**** Data lines

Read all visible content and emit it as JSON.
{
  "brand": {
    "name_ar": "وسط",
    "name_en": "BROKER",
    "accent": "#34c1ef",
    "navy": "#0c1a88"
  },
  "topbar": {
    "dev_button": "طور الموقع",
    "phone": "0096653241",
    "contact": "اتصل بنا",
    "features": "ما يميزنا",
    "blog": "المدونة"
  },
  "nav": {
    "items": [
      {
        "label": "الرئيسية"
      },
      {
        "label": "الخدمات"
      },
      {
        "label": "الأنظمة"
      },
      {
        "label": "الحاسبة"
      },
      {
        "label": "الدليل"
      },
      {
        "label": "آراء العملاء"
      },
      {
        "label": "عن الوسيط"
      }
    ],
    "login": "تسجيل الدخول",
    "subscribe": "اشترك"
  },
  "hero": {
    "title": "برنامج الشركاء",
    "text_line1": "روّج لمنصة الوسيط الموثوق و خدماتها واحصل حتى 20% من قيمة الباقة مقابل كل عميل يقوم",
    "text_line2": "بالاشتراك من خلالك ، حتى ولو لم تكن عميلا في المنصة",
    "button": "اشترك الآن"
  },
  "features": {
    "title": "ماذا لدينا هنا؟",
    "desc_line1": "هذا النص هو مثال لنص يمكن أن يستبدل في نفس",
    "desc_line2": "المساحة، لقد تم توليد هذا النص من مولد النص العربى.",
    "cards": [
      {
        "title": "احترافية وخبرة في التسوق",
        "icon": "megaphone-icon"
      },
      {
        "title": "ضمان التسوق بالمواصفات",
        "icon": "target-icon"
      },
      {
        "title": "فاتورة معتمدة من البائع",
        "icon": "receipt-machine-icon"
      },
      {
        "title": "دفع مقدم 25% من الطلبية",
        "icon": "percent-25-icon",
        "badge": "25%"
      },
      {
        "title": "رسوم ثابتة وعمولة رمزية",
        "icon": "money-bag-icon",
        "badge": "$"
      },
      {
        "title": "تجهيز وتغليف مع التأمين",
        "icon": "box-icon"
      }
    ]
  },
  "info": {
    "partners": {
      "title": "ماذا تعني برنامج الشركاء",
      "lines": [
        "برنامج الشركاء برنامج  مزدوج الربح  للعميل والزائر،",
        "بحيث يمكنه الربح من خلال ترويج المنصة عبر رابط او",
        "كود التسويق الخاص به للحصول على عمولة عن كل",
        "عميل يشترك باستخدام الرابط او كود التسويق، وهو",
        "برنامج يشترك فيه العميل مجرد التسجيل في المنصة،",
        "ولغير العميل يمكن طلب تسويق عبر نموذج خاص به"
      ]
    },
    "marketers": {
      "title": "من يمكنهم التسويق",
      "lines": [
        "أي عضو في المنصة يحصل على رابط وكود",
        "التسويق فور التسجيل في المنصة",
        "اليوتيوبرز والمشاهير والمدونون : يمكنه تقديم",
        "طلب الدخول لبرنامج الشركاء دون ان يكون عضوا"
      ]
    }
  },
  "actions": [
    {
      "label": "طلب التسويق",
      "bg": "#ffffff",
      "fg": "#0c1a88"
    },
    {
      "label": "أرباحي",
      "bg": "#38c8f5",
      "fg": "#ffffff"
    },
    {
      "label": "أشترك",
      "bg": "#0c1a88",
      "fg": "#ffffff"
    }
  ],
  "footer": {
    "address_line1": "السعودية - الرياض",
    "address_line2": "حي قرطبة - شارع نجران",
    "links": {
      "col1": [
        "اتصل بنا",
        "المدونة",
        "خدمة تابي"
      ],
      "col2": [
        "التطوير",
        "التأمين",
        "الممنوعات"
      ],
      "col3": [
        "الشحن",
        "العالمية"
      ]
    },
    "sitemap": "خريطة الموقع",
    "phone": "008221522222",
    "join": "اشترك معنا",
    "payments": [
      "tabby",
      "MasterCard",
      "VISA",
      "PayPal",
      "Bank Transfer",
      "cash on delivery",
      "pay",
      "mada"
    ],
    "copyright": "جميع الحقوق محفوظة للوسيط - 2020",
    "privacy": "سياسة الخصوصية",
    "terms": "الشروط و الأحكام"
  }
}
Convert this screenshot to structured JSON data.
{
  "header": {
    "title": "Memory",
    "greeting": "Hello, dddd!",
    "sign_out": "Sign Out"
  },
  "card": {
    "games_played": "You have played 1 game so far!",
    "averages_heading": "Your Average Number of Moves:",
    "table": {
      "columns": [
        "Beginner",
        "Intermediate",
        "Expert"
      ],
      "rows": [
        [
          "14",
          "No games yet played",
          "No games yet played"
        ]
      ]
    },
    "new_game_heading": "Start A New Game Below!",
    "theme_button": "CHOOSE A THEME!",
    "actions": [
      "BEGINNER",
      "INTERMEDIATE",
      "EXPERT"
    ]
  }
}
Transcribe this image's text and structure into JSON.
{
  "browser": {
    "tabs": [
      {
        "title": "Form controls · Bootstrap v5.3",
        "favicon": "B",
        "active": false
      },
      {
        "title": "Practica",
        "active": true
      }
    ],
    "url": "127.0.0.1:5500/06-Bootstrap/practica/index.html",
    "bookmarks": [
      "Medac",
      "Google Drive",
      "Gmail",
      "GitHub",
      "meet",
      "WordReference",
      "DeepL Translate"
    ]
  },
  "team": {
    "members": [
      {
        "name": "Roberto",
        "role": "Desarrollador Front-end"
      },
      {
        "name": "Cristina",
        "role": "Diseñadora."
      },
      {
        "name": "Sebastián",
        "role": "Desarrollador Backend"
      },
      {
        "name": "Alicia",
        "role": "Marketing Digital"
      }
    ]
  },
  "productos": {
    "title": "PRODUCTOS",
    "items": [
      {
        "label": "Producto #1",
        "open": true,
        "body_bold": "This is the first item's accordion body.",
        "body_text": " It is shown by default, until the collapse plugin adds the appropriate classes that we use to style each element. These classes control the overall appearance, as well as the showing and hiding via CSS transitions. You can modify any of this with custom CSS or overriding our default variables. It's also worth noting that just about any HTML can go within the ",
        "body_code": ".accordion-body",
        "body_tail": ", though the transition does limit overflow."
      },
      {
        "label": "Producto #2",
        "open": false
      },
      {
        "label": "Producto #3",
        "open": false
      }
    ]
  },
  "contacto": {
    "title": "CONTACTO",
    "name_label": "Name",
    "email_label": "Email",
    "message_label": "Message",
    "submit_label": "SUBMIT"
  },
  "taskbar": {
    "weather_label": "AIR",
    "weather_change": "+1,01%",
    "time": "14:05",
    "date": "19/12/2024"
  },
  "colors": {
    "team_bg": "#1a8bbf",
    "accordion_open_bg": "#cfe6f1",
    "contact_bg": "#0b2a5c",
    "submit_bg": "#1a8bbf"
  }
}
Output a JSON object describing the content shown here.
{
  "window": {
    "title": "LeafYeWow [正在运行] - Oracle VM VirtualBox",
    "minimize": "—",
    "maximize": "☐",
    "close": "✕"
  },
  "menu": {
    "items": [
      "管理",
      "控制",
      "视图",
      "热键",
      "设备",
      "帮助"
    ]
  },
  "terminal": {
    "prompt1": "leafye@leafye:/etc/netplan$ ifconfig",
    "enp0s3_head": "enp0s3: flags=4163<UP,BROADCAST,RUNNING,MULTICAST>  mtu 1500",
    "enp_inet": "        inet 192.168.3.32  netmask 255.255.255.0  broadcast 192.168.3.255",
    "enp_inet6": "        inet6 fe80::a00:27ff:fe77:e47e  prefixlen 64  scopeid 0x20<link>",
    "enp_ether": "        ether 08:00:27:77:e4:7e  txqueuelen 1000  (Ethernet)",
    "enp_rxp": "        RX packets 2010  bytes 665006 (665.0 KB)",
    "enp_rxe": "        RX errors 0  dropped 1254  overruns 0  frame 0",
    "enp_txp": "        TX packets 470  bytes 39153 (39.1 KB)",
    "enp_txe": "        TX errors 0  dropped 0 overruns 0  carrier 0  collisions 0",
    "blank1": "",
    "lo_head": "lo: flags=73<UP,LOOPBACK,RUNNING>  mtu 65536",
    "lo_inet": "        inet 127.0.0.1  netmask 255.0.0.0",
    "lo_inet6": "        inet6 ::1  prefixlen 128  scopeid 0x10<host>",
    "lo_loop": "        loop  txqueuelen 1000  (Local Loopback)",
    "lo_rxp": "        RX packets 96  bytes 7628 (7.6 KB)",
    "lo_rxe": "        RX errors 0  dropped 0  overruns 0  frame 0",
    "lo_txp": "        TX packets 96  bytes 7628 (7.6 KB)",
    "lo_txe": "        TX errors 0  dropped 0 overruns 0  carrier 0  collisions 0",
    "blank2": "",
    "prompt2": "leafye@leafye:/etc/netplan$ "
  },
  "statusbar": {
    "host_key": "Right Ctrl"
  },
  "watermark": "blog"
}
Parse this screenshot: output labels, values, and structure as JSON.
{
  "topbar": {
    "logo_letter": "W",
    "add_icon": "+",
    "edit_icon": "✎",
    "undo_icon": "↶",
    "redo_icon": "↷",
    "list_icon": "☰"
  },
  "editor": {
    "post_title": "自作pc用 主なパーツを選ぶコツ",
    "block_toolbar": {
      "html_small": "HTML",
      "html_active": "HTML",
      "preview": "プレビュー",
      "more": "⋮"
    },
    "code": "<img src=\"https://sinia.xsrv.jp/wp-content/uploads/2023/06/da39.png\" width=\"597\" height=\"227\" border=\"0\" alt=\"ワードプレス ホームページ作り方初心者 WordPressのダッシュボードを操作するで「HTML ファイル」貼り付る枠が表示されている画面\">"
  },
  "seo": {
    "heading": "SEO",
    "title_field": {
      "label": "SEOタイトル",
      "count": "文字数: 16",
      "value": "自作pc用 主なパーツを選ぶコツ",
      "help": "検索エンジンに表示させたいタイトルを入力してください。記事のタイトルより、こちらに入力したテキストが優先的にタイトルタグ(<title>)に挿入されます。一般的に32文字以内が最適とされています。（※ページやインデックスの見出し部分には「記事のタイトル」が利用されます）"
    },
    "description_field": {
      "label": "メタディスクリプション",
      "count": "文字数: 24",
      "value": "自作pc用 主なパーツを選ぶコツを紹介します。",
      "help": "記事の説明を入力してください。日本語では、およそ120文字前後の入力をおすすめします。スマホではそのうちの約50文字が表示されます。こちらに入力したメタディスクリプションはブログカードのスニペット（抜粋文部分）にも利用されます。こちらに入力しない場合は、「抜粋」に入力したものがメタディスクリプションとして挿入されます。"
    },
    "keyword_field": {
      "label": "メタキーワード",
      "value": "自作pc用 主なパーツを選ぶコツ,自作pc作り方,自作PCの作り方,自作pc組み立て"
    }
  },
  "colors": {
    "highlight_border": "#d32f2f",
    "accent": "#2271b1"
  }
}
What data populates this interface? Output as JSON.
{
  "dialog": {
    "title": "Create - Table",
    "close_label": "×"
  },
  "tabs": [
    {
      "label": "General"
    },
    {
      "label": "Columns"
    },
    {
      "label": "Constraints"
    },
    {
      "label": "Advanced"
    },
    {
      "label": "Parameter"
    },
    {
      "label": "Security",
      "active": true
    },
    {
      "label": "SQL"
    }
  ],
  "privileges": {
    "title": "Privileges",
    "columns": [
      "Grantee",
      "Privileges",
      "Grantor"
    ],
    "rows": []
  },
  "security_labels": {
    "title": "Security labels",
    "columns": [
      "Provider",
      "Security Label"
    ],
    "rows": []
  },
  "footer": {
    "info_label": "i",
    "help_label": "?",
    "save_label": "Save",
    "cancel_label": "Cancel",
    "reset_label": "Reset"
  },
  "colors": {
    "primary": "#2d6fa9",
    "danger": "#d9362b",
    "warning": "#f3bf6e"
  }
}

********

=== Requirement ===
Copy out exactly the lines from the line with "What data populates" to the end of the listing, including both of those lines, and give nothing else.

=== Written answer ===
What data populates this interface? Output as JSON.
{
  "dialog": {
    "title": "Create - Table",
    "close_label": "×"
  },
  "tabs": [
    {
      "label": "General"
    },
    {
      "label": "Columns"
    },
    {
      "label": "Constraints"
    },
    {
      "label": "Advanced"
    },
    {
      "label": "Parameter"
    },
    {
      "label": "Security",
      "active": true
    },
    {
      "label": "SQL"
    }
  ],
  "privileges": {
    "title": "Privileges",
    "columns": [
      "Grantee",
      "Privileges",
      "Grantor"
    ],
    "rows": []
  },
  "security_labels": {
    "title": "Security labels",
    "columns": [
      "Provider",
      "Security Label"
    ],
    "rows": []
  },
  "footer": {
    "info_label": "i",
    "help_label": "?",
    "save_label": "Save",
    "cancel_label": "Cancel",
    "reset_label": "Reset"
  },
  "colors": {
    "primary": "#2d6fa9",
    "danger": "#d9362b",
    "warning": "#f3bf6e"
  }
}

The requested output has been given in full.